* TO BE DONE:
Check each line of the records below and collect those that include the word "menu".

* EXTRACTED MATERIAL:
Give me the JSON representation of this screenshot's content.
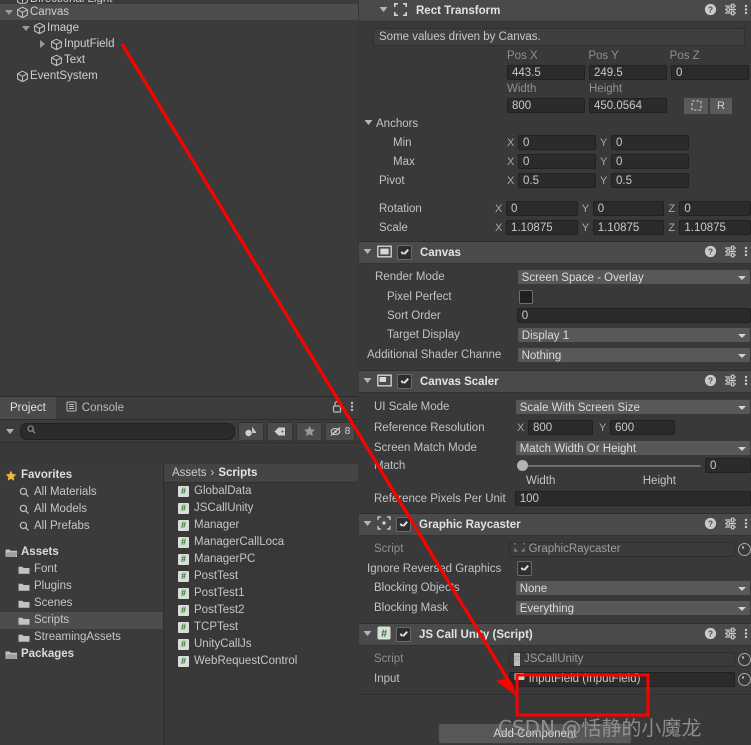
{
  "hierarchy": {
    "rows": [
      {
        "label": "Directional Light",
        "depth": 1,
        "toggle": "none",
        "selected": false,
        "partial": true
      },
      {
        "label": "Canvas",
        "depth": 1,
        "toggle": "down",
        "selected": true,
        "partial": false
      },
      {
        "label": "Image",
        "depth": 2,
        "toggle": "down",
        "selected": false,
        "partial": false
      },
      {
        "label": "InputField",
        "depth": 3,
        "toggle": "right",
        "selected": false,
        "partial": false
      },
      {
        "label": "Text",
        "depth": 3,
        "toggle": "none",
        "selected": false,
        "partial": false
      },
      {
        "label": "EventSystem",
        "depth": 1,
        "toggle": "none",
        "selected": false,
        "partial": false
      }
    ]
  },
  "project": {
    "tabs": [
      {
        "label": "Project",
        "active": true,
        "icon": "none"
      },
      {
        "label": "Console",
        "active": false,
        "icon": "console-icon"
      }
    ],
    "lock_icon": "lock-open-icon",
    "menu_icon": "kebab-menu-icon",
    "search": {
      "value": "",
      "placeholder": "",
      "icon": "search-icon"
    },
    "toolbar_icons": [
      {
        "name": "asset-filter-icon",
        "glyph": "◔"
      },
      {
        "name": "label-filter-icon",
        "glyph": "◆"
      },
      {
        "name": "favorite-filter-icon",
        "glyph": "★"
      },
      {
        "name": "hidden-packages-icon",
        "glyph": "⌀",
        "badge": "8"
      }
    ],
    "tree": [
      {
        "label": "Favorites",
        "kind": "favorites",
        "depth": 0,
        "bold": true,
        "selected": false
      },
      {
        "label": "All Materials",
        "kind": "search",
        "depth": 1,
        "bold": false,
        "selected": false
      },
      {
        "label": "All Models",
        "kind": "search",
        "depth": 1,
        "bold": false,
        "selected": false
      },
      {
        "label": "All Prefabs",
        "kind": "search",
        "depth": 1,
        "bold": false,
        "selected": false
      },
      {
        "label": "",
        "kind": "spacer",
        "depth": 0,
        "bold": false,
        "selected": false
      },
      {
        "label": "Assets",
        "kind": "folder-open",
        "depth": 0,
        "bold": true,
        "selected": false
      },
      {
        "label": "Font",
        "kind": "folder",
        "depth": 1,
        "bold": false,
        "selected": false
      },
      {
        "label": "Plugins",
        "kind": "folder",
        "depth": 1,
        "bold": false,
        "selected": false
      },
      {
        "label": "Scenes",
        "kind": "folder",
        "depth": 1,
        "bold": false,
        "selected": false
      },
      {
        "label": "Scripts",
        "kind": "folder",
        "depth": 1,
        "bold": false,
        "selected": true
      },
      {
        "label": "StreamingAssets",
        "kind": "folder",
        "depth": 1,
        "bold": false,
        "selected": false
      },
      {
        "label": "Packages",
        "kind": "folder-open",
        "depth": 0,
        "bold": true,
        "selected": false
      }
    ],
    "breadcrumb": {
      "root": "Assets",
      "separator": "›",
      "current": "Scripts"
    },
    "assets": [
      {
        "name": "GlobalData",
        "icon": "cs-script-icon"
      },
      {
        "name": "JSCallUnity",
        "icon": "cs-script-icon"
      },
      {
        "name": "Manager",
        "icon": "cs-script-icon"
      },
      {
        "name": "ManagerCallLoca",
        "icon": "cs-script-icon"
      },
      {
        "name": "ManagerPC",
        "icon": "cs-script-icon"
      },
      {
        "name": "PostTest",
        "icon": "cs-script-icon"
      },
      {
        "name": "PostTest1",
        "icon": "cs-script-icon"
      },
      {
        "name": "PostTest2",
        "icon": "cs-script-icon"
      },
      {
        "name": "TCPTest",
        "icon": "cs-script-icon"
      },
      {
        "name": "UnityCallJs",
        "icon": "cs-script-icon"
      },
      {
        "name": "WebRequestControl",
        "icon": "cs-script-icon"
      }
    ]
  },
  "inspector": {
    "rect_transform": {
      "title": "Rect Transform",
      "icon": "rect-transform-icon",
      "info": "Some values driven by Canvas.",
      "pos_labels": [
        "Pos X",
        "Pos Y",
        "Pos Z"
      ],
      "pos_values": [
        "443.5",
        "249.5",
        "0"
      ],
      "size_labels": [
        "Width",
        "Height"
      ],
      "size_values": [
        "800",
        "450.0564"
      ],
      "blueprint_icon": "blueprint-mode-icon",
      "raw_button": "R",
      "anchors_label": "Anchors",
      "anchors": [
        {
          "label": "Min",
          "x": "0",
          "y": "0"
        },
        {
          "label": "Max",
          "x": "0",
          "y": "0"
        }
      ],
      "pivot": {
        "label": "Pivot",
        "x": "0.5",
        "y": "0.5"
      },
      "rotation": {
        "label": "Rotation",
        "x": "0",
        "y": "0",
        "z": "0"
      },
      "scale": {
        "label": "Scale",
        "x": "1.10875",
        "y": "1.10875",
        "z": "1.10875"
      }
    },
    "canvas": {
      "title": "Canvas",
      "icon": "canvas-icon",
      "enabled": true,
      "render_mode": {
        "label": "Render Mode",
        "value": "Screen Space - Overlay"
      },
      "pixel_perfect": {
        "label": "Pixel Perfect",
        "checked": false
      },
      "sort_order": {
        "label": "Sort Order",
        "value": "0"
      },
      "target_display": {
        "label": "Target Display",
        "value": "Display 1"
      },
      "shader_channels": {
        "label": "Additional Shader Channe",
        "value": "Nothing"
      }
    },
    "canvas_scaler": {
      "title": "Canvas Scaler",
      "icon": "canvas-scaler-icon",
      "enabled": true,
      "ui_scale_mode": {
        "label": "UI Scale Mode",
        "value": "Scale With Screen Size"
      },
      "reference_resolution": {
        "label": "Reference Resolution",
        "x": "800",
        "y": "600"
      },
      "screen_match_mode": {
        "label": "Screen Match Mode",
        "value": "Match Width Or Height"
      },
      "match": {
        "label": "Match",
        "value": "0",
        "left": "Width",
        "right": "Height",
        "percent": 0
      },
      "reference_ppu": {
        "label": "Reference Pixels Per Unit",
        "value": "100"
      }
    },
    "graphic_raycaster": {
      "title": "Graphic Raycaster",
      "icon": "graphic-raycaster-icon",
      "enabled": true,
      "script": {
        "label": "Script",
        "value": "GraphicRaycaster"
      },
      "ignore_reversed": {
        "label": "Ignore Reversed Graphics",
        "checked": true
      },
      "blocking_objects": {
        "label": "Blocking Objects",
        "value": "None"
      },
      "blocking_mask": {
        "label": "Blocking Mask",
        "value": "Everything"
      }
    },
    "js_call_unity": {
      "title": "JS Call Unity (Script)",
      "icon": "cs-script-icon",
      "enabled": true,
      "script": {
        "label": "Script",
        "value": "JSCallUnity"
      },
      "input": {
        "label": "Input",
        "value": "InputField (InputField)"
      }
    },
    "add_component": "Add Component",
    "header_icons": {
      "help": "help-icon",
      "preset": "preset-icon",
      "menu": "kebab-menu-icon"
    }
  },
  "annotations": {
    "watermark": "CSDN @恬静的小魔龙",
    "arrow_color": "#fe0000",
    "highlight_color": "#fe0000"
  }
}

* EXERCISE SOLUTION:
    "menu_icon": "kebab-menu-icon",
      "menu": "kebab-menu-icon"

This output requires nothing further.